## Input records
>> START

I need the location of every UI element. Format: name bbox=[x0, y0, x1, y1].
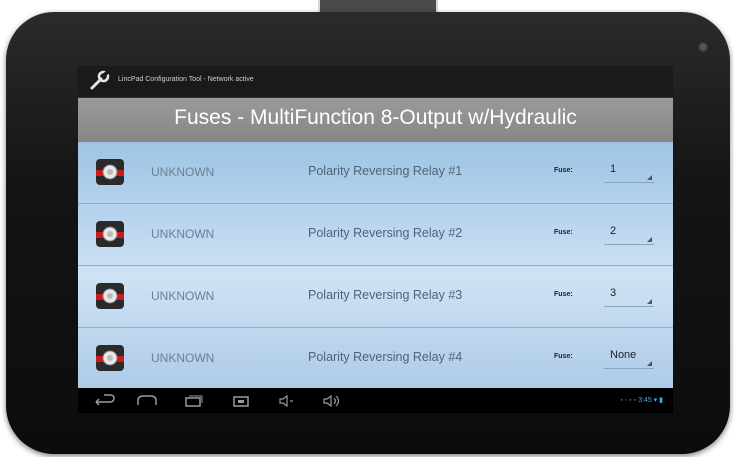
dropdown-arrow-icon bbox=[647, 299, 652, 304]
status-area: ▪ ▫ ▪ ▪ 3:45 ▾ ▮ bbox=[620, 396, 663, 404]
dropdown-arrow-icon bbox=[647, 361, 652, 366]
list-item[interactable]: UNKNOWN Polarity Reversing Relay #2 Fuse… bbox=[78, 204, 673, 266]
list-item[interactable]: UNKNOWN Polarity Reversing Relay #3 Fuse… bbox=[78, 266, 673, 328]
relay-icon bbox=[96, 159, 124, 185]
fuse-value: 1 bbox=[610, 163, 617, 175]
output-description: Polarity Reversing Relay #3 bbox=[308, 288, 463, 302]
title-bar: LincPad Configuration Tool - Network act… bbox=[78, 66, 673, 98]
list-item[interactable]: UNKNOWN Polarity Reversing Relay #1 Fuse… bbox=[78, 142, 673, 204]
volume-down-icon[interactable] bbox=[279, 394, 293, 408]
notification-icon: ▪ ▫ ▪ ▪ bbox=[620, 397, 637, 404]
screen: LincPad Configuration Tool - Network act… bbox=[78, 66, 673, 413]
fuse-value: None bbox=[610, 349, 637, 361]
screenshot-icon[interactable] bbox=[233, 396, 249, 407]
output-description: Polarity Reversing Relay #2 bbox=[308, 226, 463, 240]
output-description: Polarity Reversing Relay #1 bbox=[308, 164, 463, 178]
fuse-value: 2 bbox=[610, 225, 617, 237]
home-icon[interactable] bbox=[137, 395, 157, 405]
fuse-label: Fuse: bbox=[554, 291, 573, 298]
page-title: Fuses - MultiFunction 8-Output w/Hydraul… bbox=[174, 106, 577, 129]
camera-icon bbox=[698, 42, 708, 52]
dropdown-arrow-icon bbox=[647, 237, 652, 242]
fuse-label: Fuse: bbox=[554, 353, 573, 360]
fuse-value: 3 bbox=[610, 287, 617, 299]
status-text: UNKNOWN bbox=[151, 351, 215, 365]
fuse-label: Fuse: bbox=[554, 167, 573, 174]
fuse-dropdown[interactable]: 1 bbox=[604, 160, 654, 183]
android-nav-bar: ▪ ▫ ▪ ▪ 3:45 ▾ ▮ bbox=[78, 388, 673, 413]
status-text: UNKNOWN bbox=[151, 289, 215, 303]
relay-icon bbox=[96, 221, 124, 247]
volume-up-icon[interactable] bbox=[323, 394, 340, 408]
fuse-dropdown[interactable]: 3 bbox=[604, 284, 654, 307]
page-header: Fuses - MultiFunction 8-Output w/Hydraul… bbox=[78, 98, 673, 142]
status-text: UNKNOWN bbox=[151, 227, 215, 241]
fuse-list: UNKNOWN Polarity Reversing Relay #1 Fuse… bbox=[78, 142, 673, 388]
fuse-dropdown[interactable]: 2 bbox=[604, 222, 654, 245]
back-icon[interactable] bbox=[95, 394, 115, 406]
relay-icon bbox=[96, 283, 124, 309]
recent-apps-icon[interactable] bbox=[185, 395, 203, 407]
fuse-label: Fuse: bbox=[554, 229, 573, 236]
status-text: UNKNOWN bbox=[151, 165, 215, 179]
fuse-dropdown[interactable]: None bbox=[604, 346, 654, 369]
output-description: Polarity Reversing Relay #4 bbox=[308, 350, 463, 364]
battery-icon: ▮ bbox=[659, 397, 663, 404]
app-title: LincPad Configuration Tool - Network act… bbox=[118, 76, 254, 83]
wifi-icon: ▾ bbox=[653, 397, 658, 404]
list-item[interactable]: UNKNOWN Polarity Reversing Relay #4 Fuse… bbox=[78, 328, 673, 389]
clock: 3:45 bbox=[638, 397, 652, 404]
wrench-icon bbox=[90, 70, 110, 90]
relay-icon bbox=[96, 345, 124, 371]
nav-buttons bbox=[95, 394, 340, 408]
dropdown-arrow-icon bbox=[647, 175, 652, 180]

>> END

## What you will do
Copy the lines above word for word, from the line with "dropdown-arrow-icon bbox=[647, 299, 652, 304]" up to and including the line with "title-bar: LincPad Configuration".

## Exercise response
dropdown-arrow-icon bbox=[647, 299, 652, 304]
status-area: ▪ ▫ ▪ ▪ 3:45 ▾ ▮ bbox=[620, 396, 663, 404]
dropdown-arrow-icon bbox=[647, 361, 652, 366]
list-item[interactable]: UNKNOWN Polarity Reversing Relay #2 Fuse… bbox=[78, 204, 673, 266]
list-item[interactable]: UNKNOWN Polarity Reversing Relay #3 Fuse… bbox=[78, 266, 673, 328]
relay-icon bbox=[96, 159, 124, 185]
fuse-value: 1 bbox=[610, 163, 617, 175]
output-description: Polarity Reversing Relay #3 bbox=[308, 288, 463, 302]
title-bar: LincPad Configuration Tool - Network act… bbox=[78, 66, 673, 98]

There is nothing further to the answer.